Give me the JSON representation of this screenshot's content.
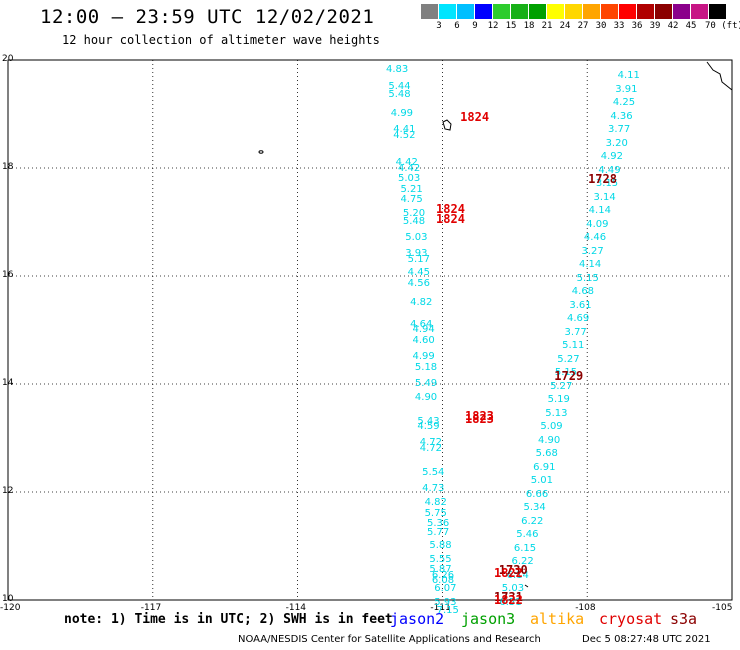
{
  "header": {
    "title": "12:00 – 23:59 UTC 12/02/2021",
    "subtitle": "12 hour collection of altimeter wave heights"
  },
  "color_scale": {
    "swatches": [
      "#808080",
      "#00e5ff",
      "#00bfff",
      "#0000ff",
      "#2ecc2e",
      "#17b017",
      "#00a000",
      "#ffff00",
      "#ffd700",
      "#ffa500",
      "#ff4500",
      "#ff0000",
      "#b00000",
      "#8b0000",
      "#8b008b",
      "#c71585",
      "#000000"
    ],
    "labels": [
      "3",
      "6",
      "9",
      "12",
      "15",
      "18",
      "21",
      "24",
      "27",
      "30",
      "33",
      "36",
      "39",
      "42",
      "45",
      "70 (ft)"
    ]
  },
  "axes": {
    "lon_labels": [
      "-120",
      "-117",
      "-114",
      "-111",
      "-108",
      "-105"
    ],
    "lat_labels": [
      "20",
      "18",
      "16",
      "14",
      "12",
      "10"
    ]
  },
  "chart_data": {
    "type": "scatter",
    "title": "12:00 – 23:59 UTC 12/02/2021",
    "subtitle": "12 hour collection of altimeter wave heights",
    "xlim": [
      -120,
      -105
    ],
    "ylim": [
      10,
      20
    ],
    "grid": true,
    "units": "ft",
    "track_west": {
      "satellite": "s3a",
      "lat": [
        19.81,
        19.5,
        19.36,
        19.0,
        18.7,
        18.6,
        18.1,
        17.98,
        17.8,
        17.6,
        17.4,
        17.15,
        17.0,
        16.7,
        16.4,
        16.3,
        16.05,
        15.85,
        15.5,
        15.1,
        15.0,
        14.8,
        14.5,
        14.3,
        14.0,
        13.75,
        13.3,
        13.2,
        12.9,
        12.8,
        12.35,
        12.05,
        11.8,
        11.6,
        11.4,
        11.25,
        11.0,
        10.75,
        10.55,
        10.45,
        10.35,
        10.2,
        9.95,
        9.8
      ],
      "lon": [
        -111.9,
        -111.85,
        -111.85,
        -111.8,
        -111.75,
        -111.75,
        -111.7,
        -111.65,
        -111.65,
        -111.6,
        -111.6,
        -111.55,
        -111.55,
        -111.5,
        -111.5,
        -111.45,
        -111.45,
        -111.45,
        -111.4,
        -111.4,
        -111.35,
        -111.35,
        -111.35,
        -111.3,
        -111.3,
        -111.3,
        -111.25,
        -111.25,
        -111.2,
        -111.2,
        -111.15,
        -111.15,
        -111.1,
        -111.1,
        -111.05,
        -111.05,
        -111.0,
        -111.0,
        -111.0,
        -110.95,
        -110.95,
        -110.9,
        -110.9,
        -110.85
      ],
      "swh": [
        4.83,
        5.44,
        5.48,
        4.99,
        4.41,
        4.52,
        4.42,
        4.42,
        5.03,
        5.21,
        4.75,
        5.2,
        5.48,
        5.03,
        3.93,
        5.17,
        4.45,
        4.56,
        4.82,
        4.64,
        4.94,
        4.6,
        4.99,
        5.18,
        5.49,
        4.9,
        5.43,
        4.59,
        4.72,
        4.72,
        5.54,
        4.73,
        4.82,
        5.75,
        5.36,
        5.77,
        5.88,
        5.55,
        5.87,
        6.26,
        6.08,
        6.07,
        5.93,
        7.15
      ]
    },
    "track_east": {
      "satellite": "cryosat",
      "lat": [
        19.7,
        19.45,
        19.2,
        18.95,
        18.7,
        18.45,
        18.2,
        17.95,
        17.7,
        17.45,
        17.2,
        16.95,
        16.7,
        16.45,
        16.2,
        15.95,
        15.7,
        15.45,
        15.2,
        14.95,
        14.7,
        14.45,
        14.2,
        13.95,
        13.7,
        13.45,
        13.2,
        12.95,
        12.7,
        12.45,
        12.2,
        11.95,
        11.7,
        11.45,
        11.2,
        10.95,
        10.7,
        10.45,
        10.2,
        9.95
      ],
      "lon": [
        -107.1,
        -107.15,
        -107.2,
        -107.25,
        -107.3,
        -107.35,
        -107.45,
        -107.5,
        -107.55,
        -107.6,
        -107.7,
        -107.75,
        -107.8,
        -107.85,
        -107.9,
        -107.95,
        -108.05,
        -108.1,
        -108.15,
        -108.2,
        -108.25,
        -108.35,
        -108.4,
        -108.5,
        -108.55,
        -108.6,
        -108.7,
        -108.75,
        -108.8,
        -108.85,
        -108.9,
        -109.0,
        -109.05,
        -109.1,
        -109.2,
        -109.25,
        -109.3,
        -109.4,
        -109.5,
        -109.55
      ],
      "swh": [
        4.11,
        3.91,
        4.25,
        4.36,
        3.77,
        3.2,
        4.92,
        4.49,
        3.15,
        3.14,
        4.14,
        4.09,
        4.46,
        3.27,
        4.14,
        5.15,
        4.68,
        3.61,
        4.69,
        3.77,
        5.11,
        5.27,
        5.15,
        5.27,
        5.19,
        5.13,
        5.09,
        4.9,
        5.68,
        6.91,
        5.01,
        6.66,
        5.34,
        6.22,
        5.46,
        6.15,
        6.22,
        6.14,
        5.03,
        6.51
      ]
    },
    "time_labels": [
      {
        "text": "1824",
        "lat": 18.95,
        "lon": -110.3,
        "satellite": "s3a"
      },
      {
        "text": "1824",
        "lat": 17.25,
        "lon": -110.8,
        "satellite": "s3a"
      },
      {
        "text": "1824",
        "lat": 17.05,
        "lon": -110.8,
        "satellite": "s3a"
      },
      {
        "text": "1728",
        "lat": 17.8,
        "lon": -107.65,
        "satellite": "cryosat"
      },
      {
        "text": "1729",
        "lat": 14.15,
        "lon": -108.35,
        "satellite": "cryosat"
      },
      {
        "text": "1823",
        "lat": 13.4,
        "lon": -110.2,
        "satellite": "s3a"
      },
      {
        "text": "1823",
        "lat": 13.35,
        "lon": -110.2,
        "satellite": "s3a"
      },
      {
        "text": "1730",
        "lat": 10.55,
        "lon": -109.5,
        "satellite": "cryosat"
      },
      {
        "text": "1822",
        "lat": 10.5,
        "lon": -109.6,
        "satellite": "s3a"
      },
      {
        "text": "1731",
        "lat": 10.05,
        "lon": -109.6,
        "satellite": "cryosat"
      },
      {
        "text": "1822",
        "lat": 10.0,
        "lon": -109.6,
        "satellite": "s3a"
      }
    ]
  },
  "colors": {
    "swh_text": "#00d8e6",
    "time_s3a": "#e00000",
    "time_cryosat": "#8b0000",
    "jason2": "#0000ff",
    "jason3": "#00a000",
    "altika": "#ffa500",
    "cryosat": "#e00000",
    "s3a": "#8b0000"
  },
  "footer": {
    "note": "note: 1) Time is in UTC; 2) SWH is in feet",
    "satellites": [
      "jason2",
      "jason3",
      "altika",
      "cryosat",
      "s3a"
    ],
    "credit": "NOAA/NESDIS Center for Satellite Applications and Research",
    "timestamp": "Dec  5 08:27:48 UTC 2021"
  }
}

------------------------------------------------------------------------

AIM OF THE TASK | Determine how many lines in the listing above hold the string "altimeter", then write only the number.

TASK OUTPUT | 2